Exercise instructions: Please report every line from the material that contains the word "JSON".

-- Begin Data in this exercise --

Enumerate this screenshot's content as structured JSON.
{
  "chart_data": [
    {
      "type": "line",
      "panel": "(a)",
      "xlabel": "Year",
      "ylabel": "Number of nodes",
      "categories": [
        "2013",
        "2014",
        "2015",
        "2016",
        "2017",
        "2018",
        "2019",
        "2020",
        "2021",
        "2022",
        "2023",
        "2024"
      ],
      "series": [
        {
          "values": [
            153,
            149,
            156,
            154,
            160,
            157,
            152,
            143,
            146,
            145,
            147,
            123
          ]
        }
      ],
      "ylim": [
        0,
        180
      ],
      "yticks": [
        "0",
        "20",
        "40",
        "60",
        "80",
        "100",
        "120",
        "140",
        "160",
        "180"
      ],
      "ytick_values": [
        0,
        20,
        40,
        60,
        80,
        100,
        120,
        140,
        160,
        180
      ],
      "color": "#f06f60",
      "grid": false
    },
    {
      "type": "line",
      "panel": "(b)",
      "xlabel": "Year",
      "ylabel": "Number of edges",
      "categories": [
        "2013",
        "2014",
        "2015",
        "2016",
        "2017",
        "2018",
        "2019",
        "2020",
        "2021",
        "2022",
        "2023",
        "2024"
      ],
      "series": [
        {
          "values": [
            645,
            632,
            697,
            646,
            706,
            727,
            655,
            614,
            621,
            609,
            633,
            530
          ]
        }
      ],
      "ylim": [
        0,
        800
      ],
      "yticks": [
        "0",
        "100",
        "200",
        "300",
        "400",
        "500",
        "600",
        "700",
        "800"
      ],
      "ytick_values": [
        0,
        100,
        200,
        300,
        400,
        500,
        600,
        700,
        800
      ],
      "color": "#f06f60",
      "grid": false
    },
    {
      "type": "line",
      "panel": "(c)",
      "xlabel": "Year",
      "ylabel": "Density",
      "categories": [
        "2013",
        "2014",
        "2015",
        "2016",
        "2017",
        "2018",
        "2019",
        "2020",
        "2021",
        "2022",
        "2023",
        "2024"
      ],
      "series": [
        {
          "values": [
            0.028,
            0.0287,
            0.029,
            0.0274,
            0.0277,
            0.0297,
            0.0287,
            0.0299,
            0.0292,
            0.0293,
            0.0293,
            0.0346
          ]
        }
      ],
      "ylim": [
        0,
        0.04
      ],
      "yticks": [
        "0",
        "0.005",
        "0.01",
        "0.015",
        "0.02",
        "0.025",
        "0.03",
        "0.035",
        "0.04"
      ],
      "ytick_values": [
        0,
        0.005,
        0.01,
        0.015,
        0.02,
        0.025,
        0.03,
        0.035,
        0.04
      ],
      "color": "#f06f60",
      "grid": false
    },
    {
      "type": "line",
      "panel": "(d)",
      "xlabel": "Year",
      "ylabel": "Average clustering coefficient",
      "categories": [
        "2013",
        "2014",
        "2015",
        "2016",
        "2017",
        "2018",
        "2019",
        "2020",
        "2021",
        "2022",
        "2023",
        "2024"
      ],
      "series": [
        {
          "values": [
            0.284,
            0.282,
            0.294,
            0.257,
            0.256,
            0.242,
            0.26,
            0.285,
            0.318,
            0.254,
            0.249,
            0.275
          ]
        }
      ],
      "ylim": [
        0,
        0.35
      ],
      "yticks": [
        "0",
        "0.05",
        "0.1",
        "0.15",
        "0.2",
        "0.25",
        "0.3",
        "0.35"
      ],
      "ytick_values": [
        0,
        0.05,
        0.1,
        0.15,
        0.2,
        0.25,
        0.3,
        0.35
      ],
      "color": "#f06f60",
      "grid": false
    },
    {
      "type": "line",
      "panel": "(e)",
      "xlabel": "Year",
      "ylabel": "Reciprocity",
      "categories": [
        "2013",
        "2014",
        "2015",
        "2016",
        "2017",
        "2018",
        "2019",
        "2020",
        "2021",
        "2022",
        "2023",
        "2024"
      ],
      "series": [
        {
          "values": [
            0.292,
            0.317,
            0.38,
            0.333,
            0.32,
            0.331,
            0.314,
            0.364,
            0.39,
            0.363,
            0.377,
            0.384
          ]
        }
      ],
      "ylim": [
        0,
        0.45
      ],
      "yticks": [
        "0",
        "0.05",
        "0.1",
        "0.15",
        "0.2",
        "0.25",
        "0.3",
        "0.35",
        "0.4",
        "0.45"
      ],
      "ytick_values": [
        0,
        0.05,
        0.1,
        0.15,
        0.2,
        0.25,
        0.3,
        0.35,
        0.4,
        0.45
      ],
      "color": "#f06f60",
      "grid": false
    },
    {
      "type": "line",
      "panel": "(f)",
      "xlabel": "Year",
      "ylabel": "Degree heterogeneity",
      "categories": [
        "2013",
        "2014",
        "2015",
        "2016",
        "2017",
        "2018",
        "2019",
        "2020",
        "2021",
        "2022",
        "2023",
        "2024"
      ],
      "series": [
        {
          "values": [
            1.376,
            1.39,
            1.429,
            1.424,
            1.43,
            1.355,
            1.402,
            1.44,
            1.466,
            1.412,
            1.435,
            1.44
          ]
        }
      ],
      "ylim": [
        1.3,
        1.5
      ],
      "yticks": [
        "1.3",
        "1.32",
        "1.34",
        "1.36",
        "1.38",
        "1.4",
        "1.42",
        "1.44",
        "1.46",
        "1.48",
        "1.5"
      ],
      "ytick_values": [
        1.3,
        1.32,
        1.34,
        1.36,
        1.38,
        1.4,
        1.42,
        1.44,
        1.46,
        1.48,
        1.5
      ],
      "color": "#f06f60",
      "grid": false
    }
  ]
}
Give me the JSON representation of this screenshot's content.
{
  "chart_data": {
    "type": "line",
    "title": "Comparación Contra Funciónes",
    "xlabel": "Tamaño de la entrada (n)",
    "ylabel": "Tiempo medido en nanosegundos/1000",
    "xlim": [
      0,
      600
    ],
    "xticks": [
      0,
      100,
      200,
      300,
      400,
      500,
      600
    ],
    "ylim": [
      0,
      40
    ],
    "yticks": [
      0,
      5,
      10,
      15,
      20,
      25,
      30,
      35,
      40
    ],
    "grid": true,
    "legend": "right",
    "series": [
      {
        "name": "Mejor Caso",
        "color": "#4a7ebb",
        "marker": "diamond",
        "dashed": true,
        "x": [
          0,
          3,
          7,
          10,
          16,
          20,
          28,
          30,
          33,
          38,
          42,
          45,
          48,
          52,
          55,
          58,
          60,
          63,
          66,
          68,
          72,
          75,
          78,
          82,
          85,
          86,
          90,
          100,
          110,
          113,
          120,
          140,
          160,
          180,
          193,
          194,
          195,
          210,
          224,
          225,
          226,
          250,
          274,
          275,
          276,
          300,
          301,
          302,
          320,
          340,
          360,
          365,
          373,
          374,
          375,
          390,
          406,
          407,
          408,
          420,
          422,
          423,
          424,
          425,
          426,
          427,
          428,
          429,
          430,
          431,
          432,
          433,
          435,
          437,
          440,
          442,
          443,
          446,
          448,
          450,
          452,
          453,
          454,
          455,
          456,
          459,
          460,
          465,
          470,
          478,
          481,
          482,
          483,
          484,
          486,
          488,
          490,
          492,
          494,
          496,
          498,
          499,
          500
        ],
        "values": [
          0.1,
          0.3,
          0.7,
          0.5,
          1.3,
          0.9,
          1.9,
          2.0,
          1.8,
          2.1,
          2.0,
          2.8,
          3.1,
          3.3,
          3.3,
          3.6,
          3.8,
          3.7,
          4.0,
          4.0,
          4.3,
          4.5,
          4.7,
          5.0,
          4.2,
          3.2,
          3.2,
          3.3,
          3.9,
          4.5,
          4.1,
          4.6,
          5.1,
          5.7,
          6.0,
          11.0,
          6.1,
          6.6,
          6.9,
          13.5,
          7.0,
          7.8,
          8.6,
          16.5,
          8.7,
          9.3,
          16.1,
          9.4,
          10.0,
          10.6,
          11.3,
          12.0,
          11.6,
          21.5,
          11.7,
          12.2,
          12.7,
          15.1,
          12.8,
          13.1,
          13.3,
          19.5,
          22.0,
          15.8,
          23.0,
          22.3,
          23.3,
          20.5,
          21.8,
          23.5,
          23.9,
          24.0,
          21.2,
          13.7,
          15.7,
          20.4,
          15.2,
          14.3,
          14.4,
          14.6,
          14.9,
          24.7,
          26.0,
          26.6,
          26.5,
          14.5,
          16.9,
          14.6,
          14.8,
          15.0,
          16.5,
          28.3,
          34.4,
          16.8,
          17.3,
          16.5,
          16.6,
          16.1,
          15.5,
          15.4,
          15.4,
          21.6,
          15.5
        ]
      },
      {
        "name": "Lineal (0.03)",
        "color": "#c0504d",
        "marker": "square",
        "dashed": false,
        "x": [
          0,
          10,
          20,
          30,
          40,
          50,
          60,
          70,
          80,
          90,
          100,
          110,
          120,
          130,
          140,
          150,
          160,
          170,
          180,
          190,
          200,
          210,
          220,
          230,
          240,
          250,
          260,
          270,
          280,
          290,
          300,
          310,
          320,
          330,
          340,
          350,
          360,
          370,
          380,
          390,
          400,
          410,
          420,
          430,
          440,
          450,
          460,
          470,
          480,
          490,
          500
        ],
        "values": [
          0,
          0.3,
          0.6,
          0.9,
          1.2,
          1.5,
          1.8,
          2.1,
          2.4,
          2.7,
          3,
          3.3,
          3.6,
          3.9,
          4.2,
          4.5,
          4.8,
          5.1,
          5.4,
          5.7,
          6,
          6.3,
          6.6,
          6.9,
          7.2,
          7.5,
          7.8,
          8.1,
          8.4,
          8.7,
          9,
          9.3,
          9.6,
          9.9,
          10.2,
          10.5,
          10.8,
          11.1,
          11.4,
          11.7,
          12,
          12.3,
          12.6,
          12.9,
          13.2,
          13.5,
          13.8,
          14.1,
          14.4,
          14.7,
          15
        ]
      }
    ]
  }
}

-- End Data in this exercise --

Final result:
Enumerate this screenshot's content as structured JSON.
Give me the JSON representation of this screenshot's content.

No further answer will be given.